start

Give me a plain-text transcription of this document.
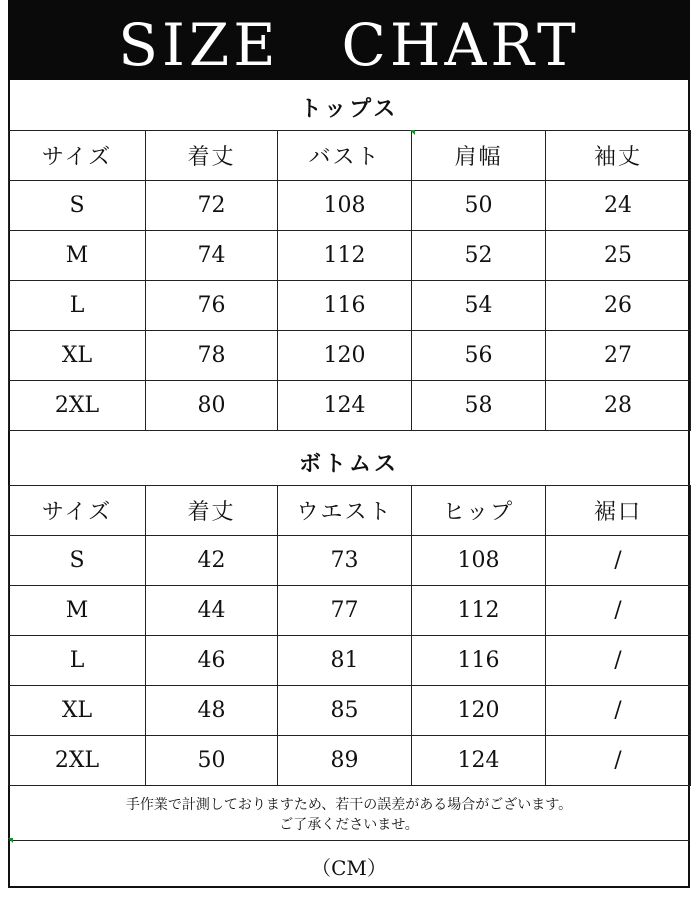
SIZE　CHART
トップス
サイズ	着丈	バスト	肩幅	袖丈
S	72	108	50	24
M	74	112	52	25
L	76	116	54	26
XL	78	120	56	27
2XL	80	124	58	28
ボトムス
サイズ	着丈	ウエスト	ヒップ	裾口
S	42	73	108	/
M	44	77	112	/
L	46	81	116	/
XL	48	85	120	/
2XL	50	89	124	/
手作業で計測しておりますため、若干の誤差がある場合がございます。
ご了承くださいませ。
（CM）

end

### [Stated goal]
Will you restate every entry word for word and omit the images?

### [Response]
Give me a plain-text transcription of this document.
SIZE　CHART
トップス
サイズ	着丈	バスト	肩幅	袖丈
S	72	108	50	24
M	74	112	52	25
L	76	116	54	26
XL	78	120	56	27
2XL	80	124	58	28
ボトムス
サイズ	着丈	ウエスト	ヒップ	裾口
S	42	73	108	/
M	44	77	112	/
L	46	81	116	/
XL	48	85	120	/
2XL	50	89	124	/
手作業で計測しておりますため、若干の誤差がある場合がございます。
ご了承くださいませ。
（CM）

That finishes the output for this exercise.